* _SHORT TASK_
Track down the lines that contain "screenshot" and copy them.

* _EXERCISE MATERIAL_
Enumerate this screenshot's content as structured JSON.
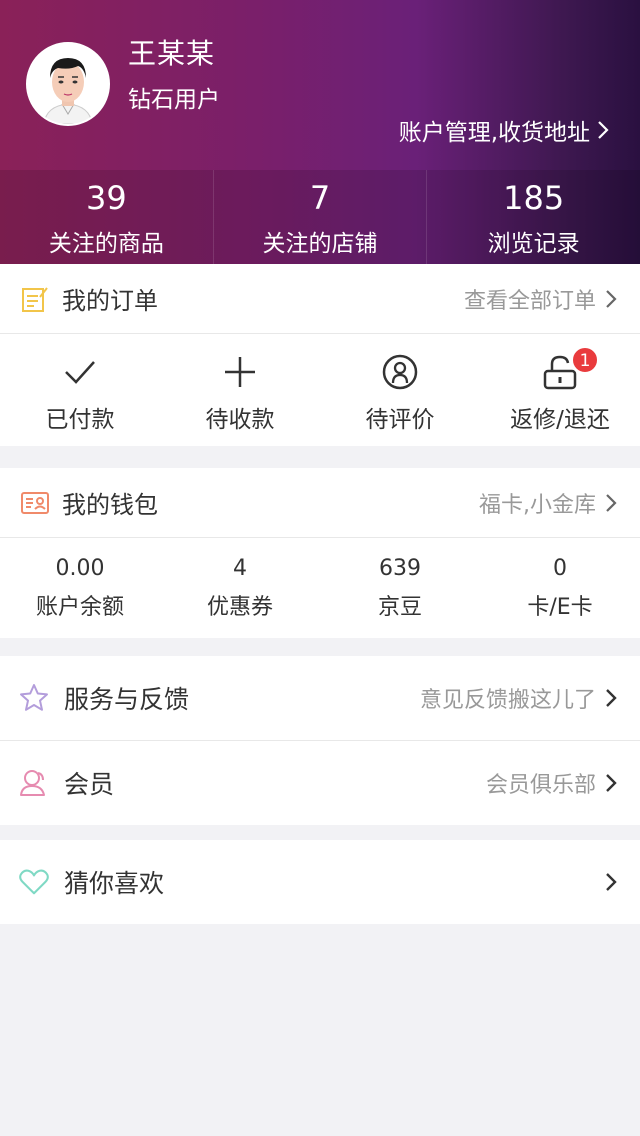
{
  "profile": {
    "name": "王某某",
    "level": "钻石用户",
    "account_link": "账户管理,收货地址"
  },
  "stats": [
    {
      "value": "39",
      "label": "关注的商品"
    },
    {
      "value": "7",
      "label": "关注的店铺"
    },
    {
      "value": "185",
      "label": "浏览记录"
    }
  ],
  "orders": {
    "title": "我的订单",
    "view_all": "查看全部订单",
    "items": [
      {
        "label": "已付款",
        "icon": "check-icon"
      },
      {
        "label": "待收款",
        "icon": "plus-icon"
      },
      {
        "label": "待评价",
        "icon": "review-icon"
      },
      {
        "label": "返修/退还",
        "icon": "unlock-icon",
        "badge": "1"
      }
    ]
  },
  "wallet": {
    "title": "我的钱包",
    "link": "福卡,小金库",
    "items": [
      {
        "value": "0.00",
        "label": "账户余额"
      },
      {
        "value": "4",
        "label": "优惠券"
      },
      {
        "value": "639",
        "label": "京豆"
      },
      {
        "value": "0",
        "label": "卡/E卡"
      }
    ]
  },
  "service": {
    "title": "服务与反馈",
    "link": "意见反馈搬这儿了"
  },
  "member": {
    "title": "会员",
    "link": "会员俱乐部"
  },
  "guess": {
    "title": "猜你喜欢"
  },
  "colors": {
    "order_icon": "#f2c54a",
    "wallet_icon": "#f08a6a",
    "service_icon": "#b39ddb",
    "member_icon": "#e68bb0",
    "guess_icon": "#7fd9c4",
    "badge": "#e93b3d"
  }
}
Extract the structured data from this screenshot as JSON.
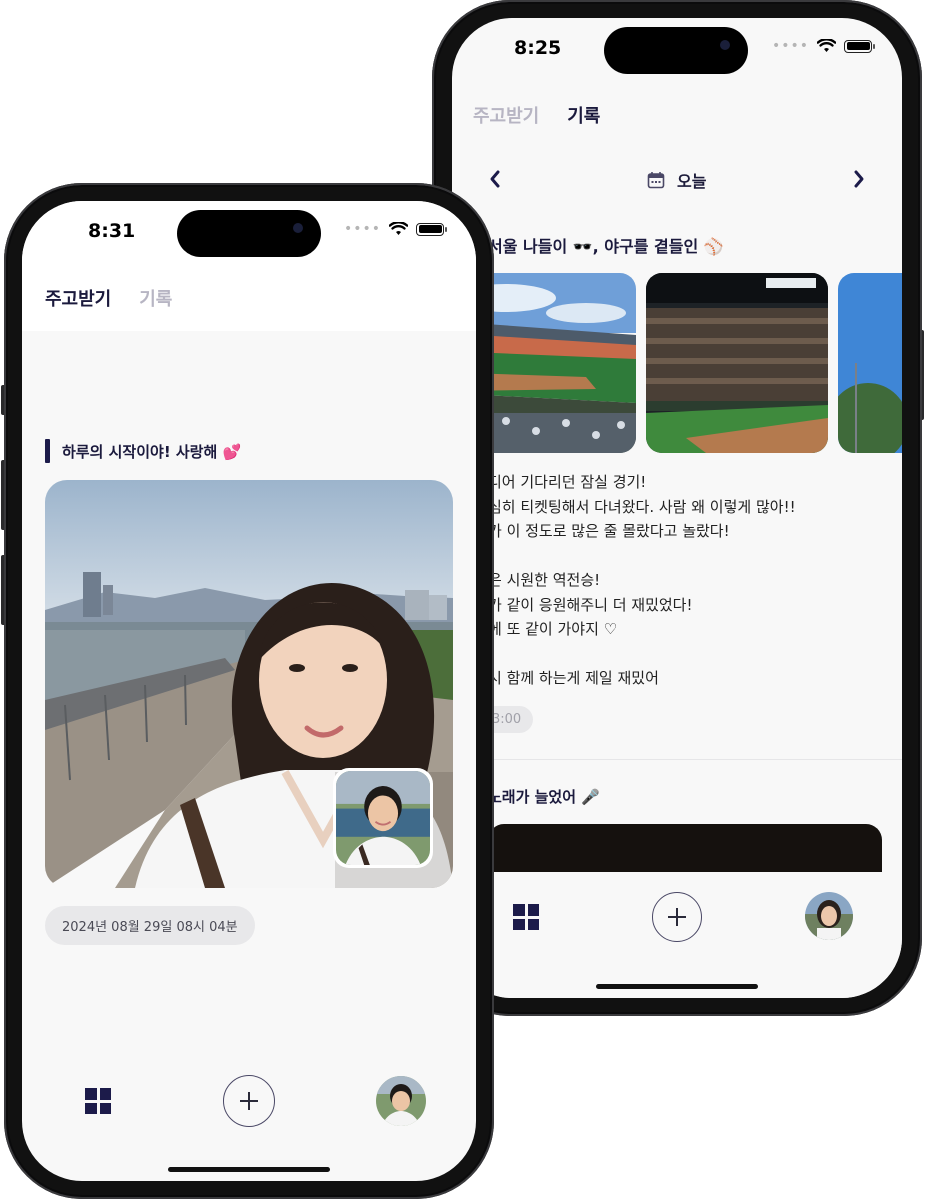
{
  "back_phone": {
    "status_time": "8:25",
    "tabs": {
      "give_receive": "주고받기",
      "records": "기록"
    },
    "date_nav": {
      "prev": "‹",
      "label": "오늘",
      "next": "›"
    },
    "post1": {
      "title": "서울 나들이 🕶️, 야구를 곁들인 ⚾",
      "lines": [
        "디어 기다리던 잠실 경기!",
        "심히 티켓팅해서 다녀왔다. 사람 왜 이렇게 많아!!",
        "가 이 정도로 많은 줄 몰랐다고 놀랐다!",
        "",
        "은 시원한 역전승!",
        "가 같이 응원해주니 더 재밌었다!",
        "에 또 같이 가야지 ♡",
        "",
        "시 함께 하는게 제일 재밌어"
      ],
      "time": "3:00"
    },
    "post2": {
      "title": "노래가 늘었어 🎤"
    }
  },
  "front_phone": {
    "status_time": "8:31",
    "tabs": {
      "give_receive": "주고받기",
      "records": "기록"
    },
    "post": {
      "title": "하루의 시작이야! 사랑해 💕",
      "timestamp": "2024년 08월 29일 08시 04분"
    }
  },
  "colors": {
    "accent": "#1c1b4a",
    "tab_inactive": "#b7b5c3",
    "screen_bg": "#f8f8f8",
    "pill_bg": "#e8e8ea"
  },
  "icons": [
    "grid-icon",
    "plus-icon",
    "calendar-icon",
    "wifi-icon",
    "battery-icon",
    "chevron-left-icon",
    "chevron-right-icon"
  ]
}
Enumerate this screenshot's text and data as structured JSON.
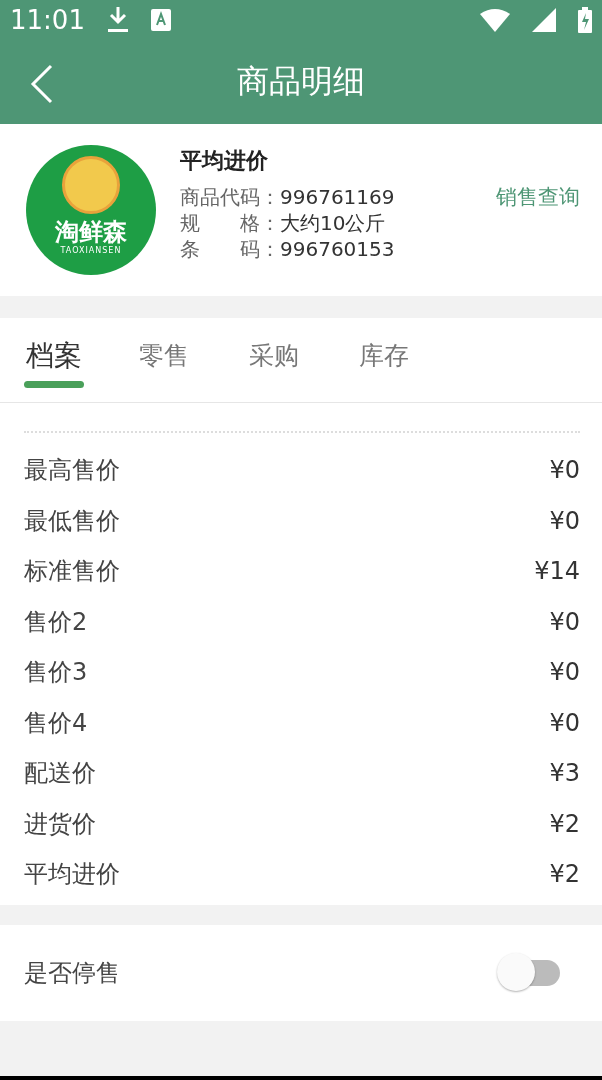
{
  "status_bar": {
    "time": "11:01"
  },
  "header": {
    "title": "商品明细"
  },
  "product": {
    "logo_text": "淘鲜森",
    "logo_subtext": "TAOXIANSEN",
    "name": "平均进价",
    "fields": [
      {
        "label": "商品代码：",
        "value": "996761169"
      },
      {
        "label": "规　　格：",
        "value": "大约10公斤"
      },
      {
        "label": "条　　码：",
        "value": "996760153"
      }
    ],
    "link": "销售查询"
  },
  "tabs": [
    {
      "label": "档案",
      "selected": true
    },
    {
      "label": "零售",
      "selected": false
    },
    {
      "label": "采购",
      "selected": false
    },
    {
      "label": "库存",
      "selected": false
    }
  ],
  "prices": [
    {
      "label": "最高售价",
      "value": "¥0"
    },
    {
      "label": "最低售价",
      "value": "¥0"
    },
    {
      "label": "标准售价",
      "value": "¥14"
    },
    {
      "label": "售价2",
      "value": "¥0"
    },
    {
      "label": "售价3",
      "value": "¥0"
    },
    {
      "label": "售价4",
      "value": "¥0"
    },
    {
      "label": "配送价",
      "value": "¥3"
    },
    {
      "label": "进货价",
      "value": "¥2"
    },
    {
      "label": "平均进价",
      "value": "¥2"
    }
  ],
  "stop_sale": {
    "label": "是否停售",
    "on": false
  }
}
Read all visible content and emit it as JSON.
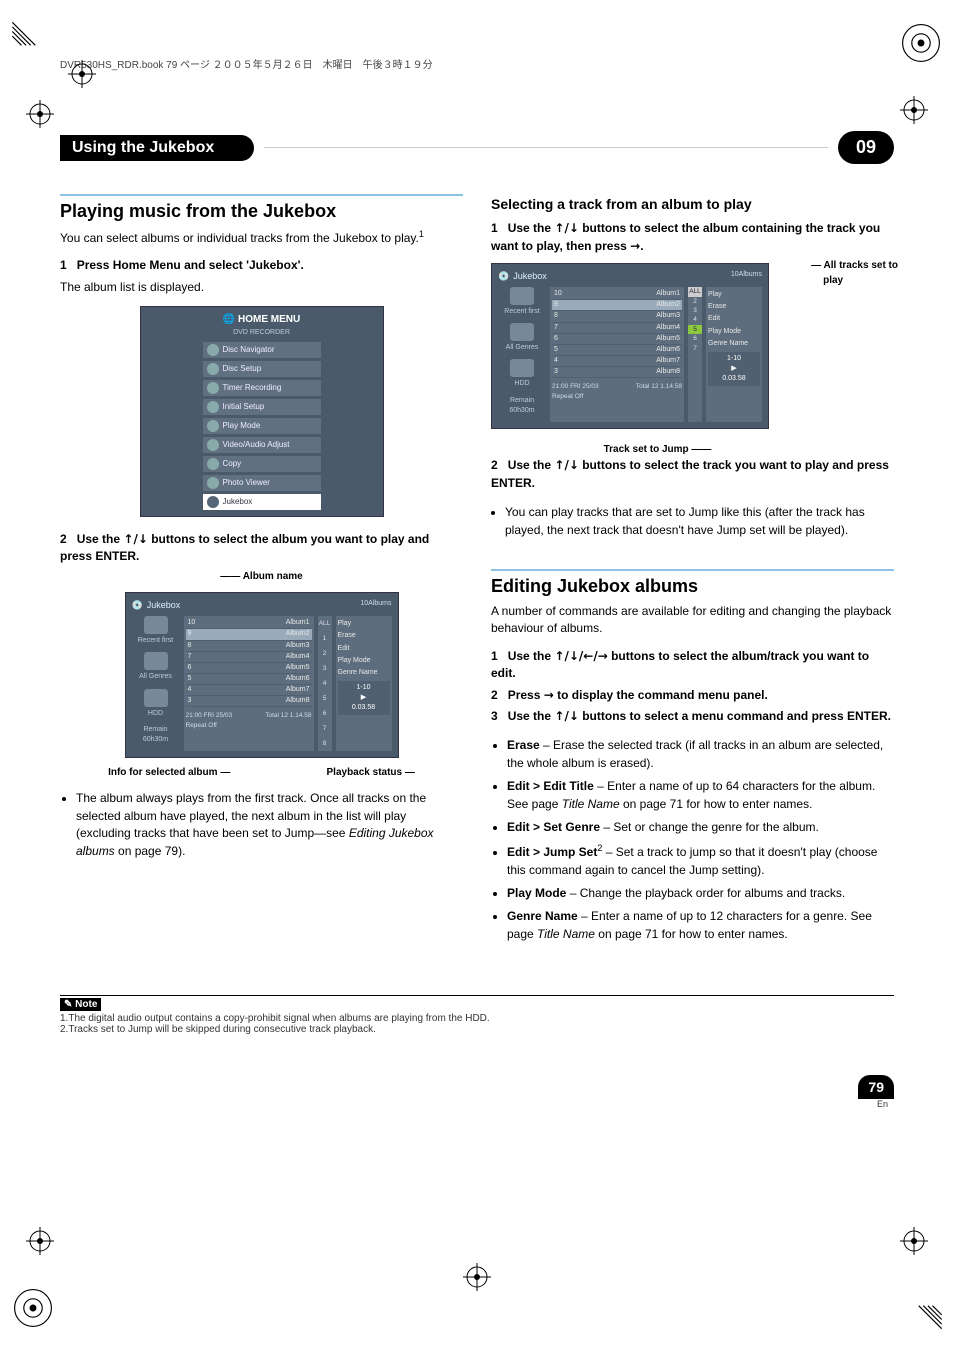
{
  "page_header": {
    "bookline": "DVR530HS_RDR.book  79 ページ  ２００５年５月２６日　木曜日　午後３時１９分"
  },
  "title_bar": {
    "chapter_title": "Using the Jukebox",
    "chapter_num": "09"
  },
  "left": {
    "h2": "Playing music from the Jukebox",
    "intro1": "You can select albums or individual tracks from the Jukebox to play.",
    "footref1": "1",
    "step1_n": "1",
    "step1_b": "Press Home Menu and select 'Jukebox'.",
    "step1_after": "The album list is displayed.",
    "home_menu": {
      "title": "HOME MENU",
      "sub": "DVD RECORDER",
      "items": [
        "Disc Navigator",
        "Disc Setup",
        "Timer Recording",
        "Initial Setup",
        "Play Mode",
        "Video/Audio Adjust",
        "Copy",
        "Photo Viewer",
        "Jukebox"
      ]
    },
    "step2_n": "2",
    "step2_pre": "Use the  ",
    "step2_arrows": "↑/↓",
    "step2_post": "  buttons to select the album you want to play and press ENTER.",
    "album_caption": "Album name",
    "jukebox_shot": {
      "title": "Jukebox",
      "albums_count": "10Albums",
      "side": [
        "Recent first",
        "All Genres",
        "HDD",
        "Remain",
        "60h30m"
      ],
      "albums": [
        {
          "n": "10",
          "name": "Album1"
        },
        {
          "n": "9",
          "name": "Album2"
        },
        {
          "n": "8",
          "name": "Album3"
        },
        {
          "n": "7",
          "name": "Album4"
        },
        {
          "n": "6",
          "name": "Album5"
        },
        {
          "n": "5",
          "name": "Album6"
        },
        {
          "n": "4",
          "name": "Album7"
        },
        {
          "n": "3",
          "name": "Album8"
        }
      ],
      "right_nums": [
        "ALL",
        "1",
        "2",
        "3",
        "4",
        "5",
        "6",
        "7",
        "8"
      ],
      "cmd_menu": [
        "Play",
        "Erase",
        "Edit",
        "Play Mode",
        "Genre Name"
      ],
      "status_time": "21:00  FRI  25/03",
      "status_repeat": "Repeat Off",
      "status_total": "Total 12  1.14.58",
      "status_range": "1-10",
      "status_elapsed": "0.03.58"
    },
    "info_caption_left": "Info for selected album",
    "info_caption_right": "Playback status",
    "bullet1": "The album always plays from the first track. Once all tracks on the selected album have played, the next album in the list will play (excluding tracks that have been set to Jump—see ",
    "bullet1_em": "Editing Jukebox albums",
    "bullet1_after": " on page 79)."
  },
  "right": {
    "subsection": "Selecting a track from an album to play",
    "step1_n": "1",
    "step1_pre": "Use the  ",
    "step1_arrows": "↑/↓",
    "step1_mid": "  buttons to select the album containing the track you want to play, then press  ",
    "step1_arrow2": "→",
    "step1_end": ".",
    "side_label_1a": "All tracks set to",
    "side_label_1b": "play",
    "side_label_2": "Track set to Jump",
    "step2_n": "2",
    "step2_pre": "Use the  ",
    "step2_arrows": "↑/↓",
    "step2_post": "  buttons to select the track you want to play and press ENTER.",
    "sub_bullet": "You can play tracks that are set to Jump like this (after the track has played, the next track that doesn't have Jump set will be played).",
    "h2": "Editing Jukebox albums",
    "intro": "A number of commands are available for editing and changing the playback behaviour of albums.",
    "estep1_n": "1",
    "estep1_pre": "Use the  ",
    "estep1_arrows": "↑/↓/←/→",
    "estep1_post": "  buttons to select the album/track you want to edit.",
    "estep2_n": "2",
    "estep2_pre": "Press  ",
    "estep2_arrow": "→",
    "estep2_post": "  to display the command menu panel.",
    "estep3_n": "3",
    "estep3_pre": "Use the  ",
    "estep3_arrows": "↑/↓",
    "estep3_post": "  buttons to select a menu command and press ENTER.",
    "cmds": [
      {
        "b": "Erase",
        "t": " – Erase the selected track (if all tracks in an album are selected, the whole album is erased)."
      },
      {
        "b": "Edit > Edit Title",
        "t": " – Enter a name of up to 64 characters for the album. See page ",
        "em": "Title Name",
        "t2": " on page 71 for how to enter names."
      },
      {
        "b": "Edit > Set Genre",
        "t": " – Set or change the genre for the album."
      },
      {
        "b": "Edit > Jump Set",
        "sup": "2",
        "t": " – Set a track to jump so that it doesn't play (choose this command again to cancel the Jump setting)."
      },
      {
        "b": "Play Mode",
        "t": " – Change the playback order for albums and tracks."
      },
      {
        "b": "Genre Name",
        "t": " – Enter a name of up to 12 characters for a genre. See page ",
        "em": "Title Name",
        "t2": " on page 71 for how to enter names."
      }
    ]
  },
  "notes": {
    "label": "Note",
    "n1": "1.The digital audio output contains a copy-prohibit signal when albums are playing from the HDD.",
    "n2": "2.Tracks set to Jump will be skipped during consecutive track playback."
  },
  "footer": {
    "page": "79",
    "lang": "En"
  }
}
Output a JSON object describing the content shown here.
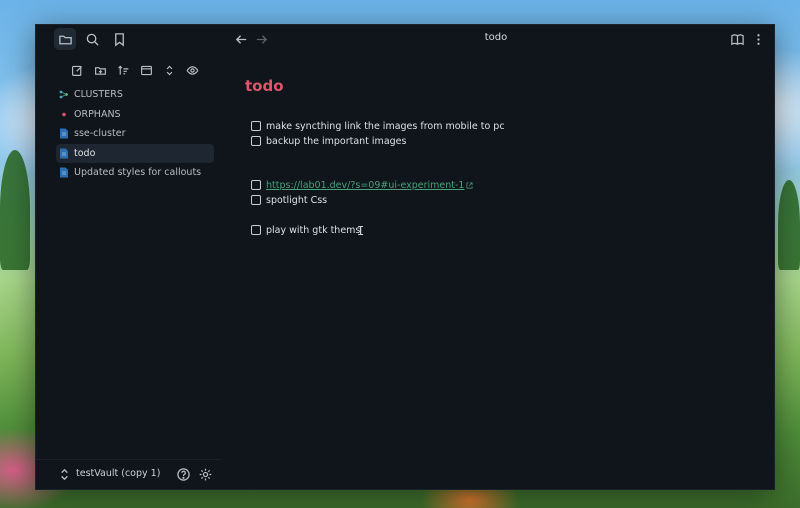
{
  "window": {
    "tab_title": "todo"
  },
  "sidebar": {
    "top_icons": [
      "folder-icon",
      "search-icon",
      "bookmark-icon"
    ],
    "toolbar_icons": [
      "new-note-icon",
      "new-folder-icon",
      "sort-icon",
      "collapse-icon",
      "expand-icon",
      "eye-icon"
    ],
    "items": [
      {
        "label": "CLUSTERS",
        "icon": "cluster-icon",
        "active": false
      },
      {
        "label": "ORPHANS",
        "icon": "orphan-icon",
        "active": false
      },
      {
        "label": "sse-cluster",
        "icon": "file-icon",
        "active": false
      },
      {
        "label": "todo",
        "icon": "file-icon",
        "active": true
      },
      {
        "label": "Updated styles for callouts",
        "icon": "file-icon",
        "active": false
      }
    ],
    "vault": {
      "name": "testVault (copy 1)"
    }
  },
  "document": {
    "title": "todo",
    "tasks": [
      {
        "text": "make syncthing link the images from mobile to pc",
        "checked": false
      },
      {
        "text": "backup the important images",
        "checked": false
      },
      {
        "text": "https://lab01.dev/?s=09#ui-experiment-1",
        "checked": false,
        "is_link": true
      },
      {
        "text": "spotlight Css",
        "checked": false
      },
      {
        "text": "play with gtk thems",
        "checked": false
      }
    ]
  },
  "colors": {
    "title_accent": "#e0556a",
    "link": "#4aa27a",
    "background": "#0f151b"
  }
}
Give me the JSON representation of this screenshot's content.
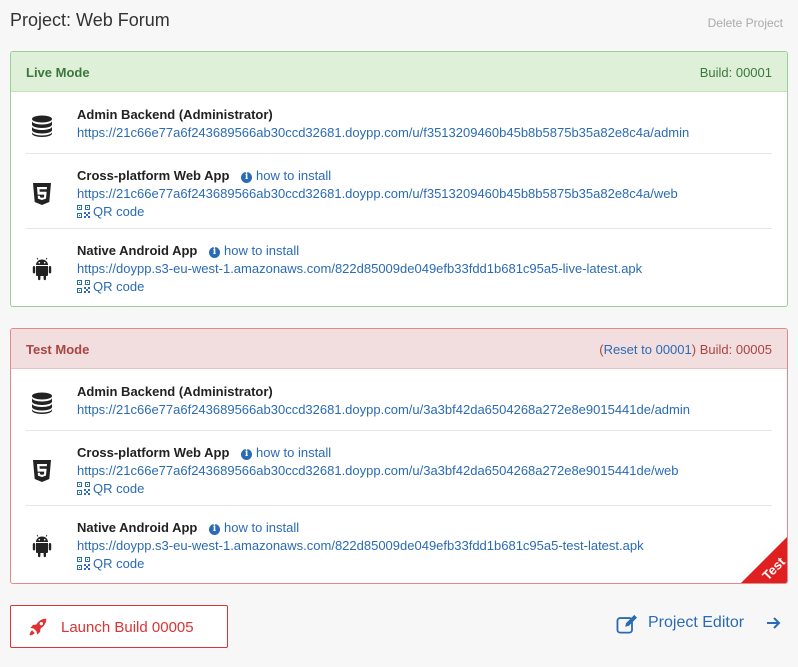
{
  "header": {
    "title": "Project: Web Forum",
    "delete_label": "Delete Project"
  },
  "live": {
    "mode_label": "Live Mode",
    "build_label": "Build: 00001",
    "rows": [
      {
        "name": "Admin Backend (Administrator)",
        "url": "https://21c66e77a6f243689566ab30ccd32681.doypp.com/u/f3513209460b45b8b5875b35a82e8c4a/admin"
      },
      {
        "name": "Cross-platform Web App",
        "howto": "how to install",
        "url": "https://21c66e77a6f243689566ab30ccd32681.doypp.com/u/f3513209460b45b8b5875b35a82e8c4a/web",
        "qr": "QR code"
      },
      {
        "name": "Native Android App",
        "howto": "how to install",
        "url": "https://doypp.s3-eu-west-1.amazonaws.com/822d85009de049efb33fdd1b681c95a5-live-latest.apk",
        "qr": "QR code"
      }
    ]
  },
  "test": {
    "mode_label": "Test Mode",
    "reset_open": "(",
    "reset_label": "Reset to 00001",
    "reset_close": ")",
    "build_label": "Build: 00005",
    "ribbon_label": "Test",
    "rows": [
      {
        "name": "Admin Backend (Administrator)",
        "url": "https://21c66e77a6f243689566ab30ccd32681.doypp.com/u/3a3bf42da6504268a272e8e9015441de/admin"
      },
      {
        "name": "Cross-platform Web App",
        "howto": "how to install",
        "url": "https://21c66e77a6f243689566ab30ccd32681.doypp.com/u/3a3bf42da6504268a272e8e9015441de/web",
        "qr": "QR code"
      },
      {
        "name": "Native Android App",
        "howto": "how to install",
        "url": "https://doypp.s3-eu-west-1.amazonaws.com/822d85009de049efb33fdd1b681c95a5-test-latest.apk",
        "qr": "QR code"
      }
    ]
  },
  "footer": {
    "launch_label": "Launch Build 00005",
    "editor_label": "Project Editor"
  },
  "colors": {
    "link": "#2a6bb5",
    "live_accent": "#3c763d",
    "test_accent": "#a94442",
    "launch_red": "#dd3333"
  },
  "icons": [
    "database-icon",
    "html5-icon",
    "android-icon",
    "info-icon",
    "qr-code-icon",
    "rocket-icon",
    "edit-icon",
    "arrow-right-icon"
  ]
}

* _ANSWER TO THE PROBLEM_
Enumerate this screenshot's content as structured JSON.
Extract the structured data from this screenshot as JSON.
Enumerate this screenshot's text and data as structured JSON.
Give me the JSON representation of this screenshot's content.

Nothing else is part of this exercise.